Can you transcribe every entry word for word, skipping the images?

◇ ◇ ◇ ◇ ◇ ◇ ◇

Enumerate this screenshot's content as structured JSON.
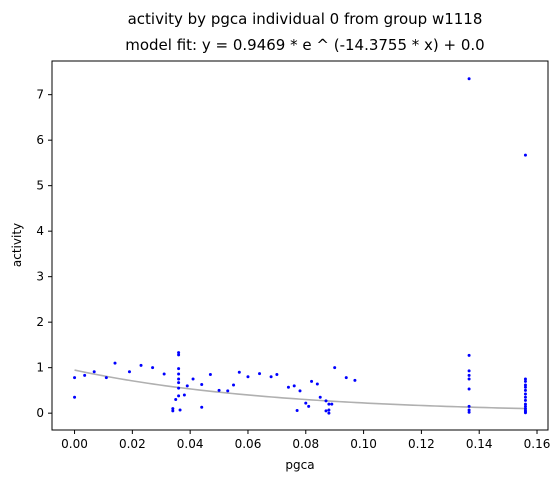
{
  "chart_data": {
    "type": "scatter",
    "title": "activity by pgca individual 0 from group w1118",
    "subtitle": "model fit: y = 0.9469 * e ^ (-14.3755 * x) + 0.0",
    "xlabel": "pgca",
    "ylabel": "activity",
    "xlim": [
      -0.0078,
      0.1638
    ],
    "ylim": [
      -0.37,
      7.74
    ],
    "xticks": [
      {
        "value": 0.0,
        "label": "0.00"
      },
      {
        "value": 0.02,
        "label": "0.02"
      },
      {
        "value": 0.04,
        "label": "0.04"
      },
      {
        "value": 0.06,
        "label": "0.06"
      },
      {
        "value": 0.08,
        "label": "0.08"
      },
      {
        "value": 0.1,
        "label": "0.10"
      },
      {
        "value": 0.12,
        "label": "0.12"
      },
      {
        "value": 0.14,
        "label": "0.14"
      },
      {
        "value": 0.16,
        "label": "0.16"
      }
    ],
    "yticks": [
      {
        "value": 0,
        "label": "0"
      },
      {
        "value": 1,
        "label": "1"
      },
      {
        "value": 2,
        "label": "2"
      },
      {
        "value": 3,
        "label": "3"
      },
      {
        "value": 4,
        "label": "4"
      },
      {
        "value": 5,
        "label": "5"
      },
      {
        "value": 6,
        "label": "6"
      },
      {
        "value": 7,
        "label": "7"
      }
    ],
    "grid": false,
    "series": [
      {
        "kind": "scatter",
        "color": "#0000ff",
        "points": [
          [
            0.0,
            0.35
          ],
          [
            0.0,
            0.78
          ],
          [
            0.0035,
            0.83
          ],
          [
            0.0068,
            0.91
          ],
          [
            0.011,
            0.78
          ],
          [
            0.014,
            1.1
          ],
          [
            0.019,
            0.91
          ],
          [
            0.023,
            1.05
          ],
          [
            0.027,
            1.0
          ],
          [
            0.031,
            0.86
          ],
          [
            0.034,
            0.1
          ],
          [
            0.034,
            0.05
          ],
          [
            0.035,
            0.3
          ],
          [
            0.036,
            1.33
          ],
          [
            0.036,
            1.28
          ],
          [
            0.036,
            0.98
          ],
          [
            0.036,
            0.86
          ],
          [
            0.036,
            0.75
          ],
          [
            0.036,
            0.67
          ],
          [
            0.036,
            0.55
          ],
          [
            0.036,
            0.38
          ],
          [
            0.0365,
            0.07
          ],
          [
            0.038,
            0.4
          ],
          [
            0.039,
            0.6
          ],
          [
            0.041,
            0.75
          ],
          [
            0.044,
            0.13
          ],
          [
            0.044,
            0.63
          ],
          [
            0.047,
            0.85
          ],
          [
            0.05,
            0.5
          ],
          [
            0.053,
            0.49
          ],
          [
            0.055,
            0.62
          ],
          [
            0.057,
            0.9
          ],
          [
            0.06,
            0.8
          ],
          [
            0.064,
            0.87
          ],
          [
            0.068,
            0.8
          ],
          [
            0.07,
            0.85
          ],
          [
            0.074,
            0.57
          ],
          [
            0.076,
            0.6
          ],
          [
            0.077,
            0.06
          ],
          [
            0.078,
            0.49
          ],
          [
            0.08,
            0.22
          ],
          [
            0.081,
            0.15
          ],
          [
            0.082,
            0.7
          ],
          [
            0.084,
            0.64
          ],
          [
            0.085,
            0.35
          ],
          [
            0.087,
            0.27
          ],
          [
            0.087,
            0.05
          ],
          [
            0.088,
            0.0
          ],
          [
            0.088,
            0.07
          ],
          [
            0.088,
            0.2
          ],
          [
            0.089,
            0.2
          ],
          [
            0.09,
            1.0
          ],
          [
            0.094,
            0.78
          ],
          [
            0.097,
            0.72
          ],
          [
            0.1365,
            7.35
          ],
          [
            0.1365,
            1.27
          ],
          [
            0.1365,
            0.93
          ],
          [
            0.1365,
            0.83
          ],
          [
            0.1365,
            0.75
          ],
          [
            0.1365,
            0.53
          ],
          [
            0.1365,
            0.15
          ],
          [
            0.1365,
            0.07
          ],
          [
            0.1365,
            0.02
          ],
          [
            0.156,
            5.67
          ],
          [
            0.156,
            0.75
          ],
          [
            0.156,
            0.7
          ],
          [
            0.156,
            0.62
          ],
          [
            0.156,
            0.57
          ],
          [
            0.156,
            0.5
          ],
          [
            0.156,
            0.42
          ],
          [
            0.156,
            0.35
          ],
          [
            0.156,
            0.28
          ],
          [
            0.156,
            0.2
          ],
          [
            0.156,
            0.15
          ],
          [
            0.156,
            0.1
          ],
          [
            0.156,
            0.06
          ],
          [
            0.156,
            0.03
          ],
          [
            0.156,
            0.01
          ]
        ]
      },
      {
        "kind": "line",
        "color": "#b0b0b0",
        "model": {
          "a": 0.9469,
          "b": -14.3755,
          "c": 0.0
        },
        "x_range": [
          0.0,
          0.156
        ]
      }
    ]
  }
}
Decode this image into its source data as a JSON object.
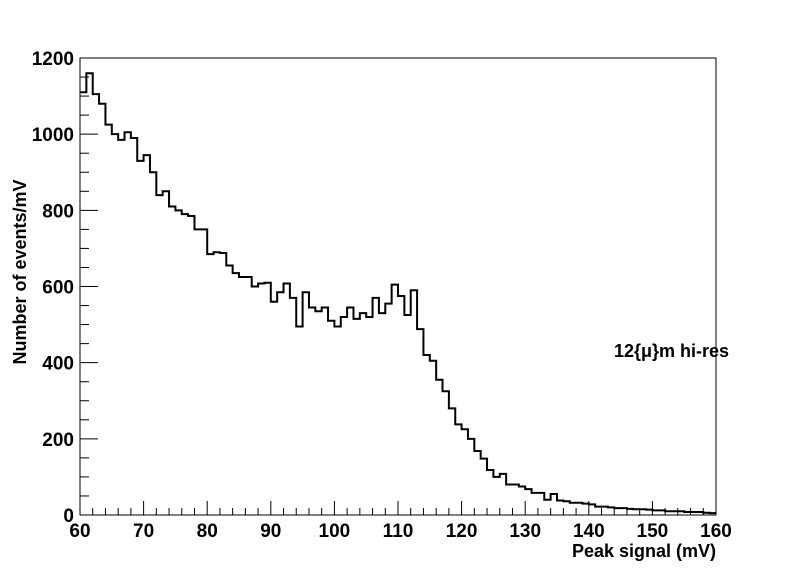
{
  "chart_data": {
    "type": "histogram",
    "xlabel": "Peak signal (mV)",
    "ylabel": "Number of events/mV",
    "xlim": [
      60,
      160
    ],
    "ylim": [
      0,
      1200
    ],
    "x_ticks": [
      "60",
      "70",
      "80",
      "90",
      "100",
      "110",
      "120",
      "130",
      "140",
      "150",
      "160"
    ],
    "y_ticks": [
      "0",
      "200",
      "400",
      "600",
      "800",
      "1000",
      "1200"
    ],
    "annotation": "12{μ}m hi-res",
    "bin_width": 1,
    "bin_start": 60,
    "values": [
      1110,
      1160,
      1105,
      1080,
      1025,
      1000,
      985,
      1005,
      990,
      930,
      945,
      900,
      840,
      850,
      810,
      800,
      790,
      785,
      750,
      750,
      685,
      690,
      688,
      655,
      635,
      625,
      625,
      600,
      608,
      610,
      560,
      585,
      608,
      570,
      495,
      585,
      545,
      535,
      545,
      510,
      495,
      520,
      545,
      515,
      530,
      520,
      570,
      530,
      555,
      605,
      575,
      525,
      590,
      488,
      420,
      405,
      355,
      325,
      280,
      238,
      225,
      200,
      168,
      148,
      118,
      100,
      108,
      80,
      80,
      75,
      68,
      58,
      58,
      40,
      55,
      38,
      36,
      32,
      32,
      30,
      28,
      22,
      22,
      20,
      18,
      18,
      16,
      15,
      15,
      14,
      12,
      12,
      10,
      10,
      10,
      8,
      8,
      8,
      6,
      5
    ],
    "grid": false,
    "line_color": "#000000"
  }
}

◇ ◇ ◇ ◇ ◇ ◇ ◇

RESPONSE:
Enumerate this screenshot's content as structured JSON.
{
  "chart_data": {
    "type": "scatter",
    "title": "activity by pgca individual 0 from group w1118",
    "subtitle": "model fit: y = 0.9469 * e ^ (-14.3755 * x) + 0.0",
    "xlabel": "pgca",
    "ylabel": "activity",
    "xlim": [
      -0.0078,
      0.1638
    ],
    "ylim": [
      -0.37,
      7.74
    ],
    "xticks": [
      {
        "value": 0.0,
        "label": "0.00"
      },
      {
        "value": 0.02,
        "label": "0.02"
      },
      {
        "value": 0.04,
        "label": "0.04"
      },
      {
        "value": 0.06,
        "label": "0.06"
      },
      {
        "value": 0.08,
        "label": "0.08"
      },
      {
        "value": 0.1,
        "label": "0.10"
      },
      {
        "value": 0.12,
        "label": "0.12"
      },
      {
        "value": 0.14,
        "label": "0.14"
      },
      {
        "value": 0.16,
        "label": "0.16"
      }
    ],
    "yticks": [
      {
        "value": 0,
        "label": "0"
      },
      {
        "value": 1,
        "label": "1"
      },
      {
        "value": 2,
        "label": "2"
      },
      {
        "value": 3,
        "label": "3"
      },
      {
        "value": 4,
        "label": "4"
      },
      {
        "value": 5,
        "label": "5"
      },
      {
        "value": 6,
        "label": "6"
      },
      {
        "value": 7,
        "label": "7"
      }
    ],
    "grid": false,
    "series": [
      {
        "kind": "scatter",
        "color": "#0000ff",
        "points": [
          [
            0.0,
            0.35
          ],
          [
            0.0,
            0.78
          ],
          [
            0.0035,
            0.83
          ],
          [
            0.0068,
            0.91
          ],
          [
            0.011,
            0.78
          ],
          [
            0.014,
            1.1
          ],
          [
            0.019,
            0.91
          ],
          [
            0.023,
            1.05
          ],
          [
            0.027,
            1.0
          ],
          [
            0.031,
            0.86
          ],
          [
            0.034,
            0.1
          ],
          [
            0.034,
            0.05
          ],
          [
            0.035,
            0.3
          ],
          [
            0.036,
            1.33
          ],
          [
            0.036,
            1.28
          ],
          [
            0.036,
            0.98
          ],
          [
            0.036,
            0.86
          ],
          [
            0.036,
            0.75
          ],
          [
            0.036,
            0.67
          ],
          [
            0.036,
            0.55
          ],
          [
            0.036,
            0.38
          ],
          [
            0.0365,
            0.07
          ],
          [
            0.038,
            0.4
          ],
          [
            0.039,
            0.6
          ],
          [
            0.041,
            0.75
          ],
          [
            0.044,
            0.13
          ],
          [
            0.044,
            0.63
          ],
          [
            0.047,
            0.85
          ],
          [
            0.05,
            0.5
          ],
          [
            0.053,
            0.49
          ],
          [
            0.055,
            0.62
          ],
          [
            0.057,
            0.9
          ],
          [
            0.06,
            0.8
          ],
          [
            0.064,
            0.87
          ],
          [
            0.068,
            0.8
          ],
          [
            0.07,
            0.85
          ],
          [
            0.074,
            0.57
          ],
          [
            0.076,
            0.6
          ],
          [
            0.077,
            0.06
          ],
          [
            0.078,
            0.49
          ],
          [
            0.08,
            0.22
          ],
          [
            0.081,
            0.15
          ],
          [
            0.082,
            0.7
          ],
          [
            0.084,
            0.64
          ],
          [
            0.085,
            0.35
          ],
          [
            0.087,
            0.27
          ],
          [
            0.087,
            0.05
          ],
          [
            0.088,
            0.0
          ],
          [
            0.088,
            0.07
          ],
          [
            0.088,
            0.2
          ],
          [
            0.089,
            0.2
          ],
          [
            0.09,
            1.0
          ],
          [
            0.094,
            0.78
          ],
          [
            0.097,
            0.72
          ],
          [
            0.1365,
            7.35
          ],
          [
            0.1365,
            1.27
          ],
          [
            0.1365,
            0.93
          ],
          [
            0.1365,
            0.83
          ],
          [
            0.1365,
            0.75
          ],
          [
            0.1365,
            0.53
          ],
          [
            0.1365,
            0.15
          ],
          [
            0.1365,
            0.07
          ],
          [
            0.1365,
            0.02
          ],
          [
            0.156,
            5.67
          ],
          [
            0.156,
            0.75
          ],
          [
            0.156,
            0.7
          ],
          [
            0.156,
            0.62
          ],
          [
            0.156,
            0.57
          ],
          [
            0.156,
            0.5
          ],
          [
            0.156,
            0.42
          ],
          [
            0.156,
            0.35
          ],
          [
            0.156,
            0.28
          ],
          [
            0.156,
            0.2
          ],
          [
            0.156,
            0.15
          ],
          [
            0.156,
            0.1
          ],
          [
            0.156,
            0.06
          ],
          [
            0.156,
            0.03
          ],
          [
            0.156,
            0.01
          ]
        ]
      },
      {
        "kind": "line",
        "color": "#b0b0b0",
        "model": {
          "a": 0.9469,
          "b": -14.3755,
          "c": 0.0
        },
        "x_range": [
          0.0,
          0.156
        ]
      }
    ]
  }
}
Decode this image into its source data as a JSON object.
{
  "chart_data": {
    "type": "histogram",
    "xlabel": "Peak signal (mV)",
    "ylabel": "Number of events/mV",
    "xlim": [
      60,
      160
    ],
    "ylim": [
      0,
      1200
    ],
    "x_ticks": [
      "60",
      "70",
      "80",
      "90",
      "100",
      "110",
      "120",
      "130",
      "140",
      "150",
      "160"
    ],
    "y_ticks": [
      "0",
      "200",
      "400",
      "600",
      "800",
      "1000",
      "1200"
    ],
    "annotation": "12{μ}m hi-res",
    "bin_width": 1,
    "bin_start": 60,
    "values": [
      1110,
      1160,
      1105,
      1080,
      1025,
      1000,
      985,
      1005,
      990,
      930,
      945,
      900,
      840,
      850,
      810,
      800,
      790,
      785,
      750,
      750,
      685,
      690,
      688,
      655,
      635,
      625,
      625,
      600,
      608,
      610,
      560,
      585,
      608,
      570,
      495,
      585,
      545,
      535,
      545,
      510,
      495,
      520,
      545,
      515,
      530,
      520,
      570,
      530,
      555,
      605,
      575,
      525,
      590,
      488,
      420,
      405,
      355,
      325,
      280,
      238,
      225,
      200,
      168,
      148,
      118,
      100,
      108,
      80,
      80,
      75,
      68,
      58,
      58,
      40,
      55,
      38,
      36,
      32,
      32,
      30,
      28,
      22,
      22,
      20,
      18,
      18,
      16,
      15,
      15,
      14,
      12,
      12,
      10,
      10,
      10,
      8,
      8,
      8,
      6,
      5
    ],
    "grid": false,
    "line_color": "#000000"
  }
}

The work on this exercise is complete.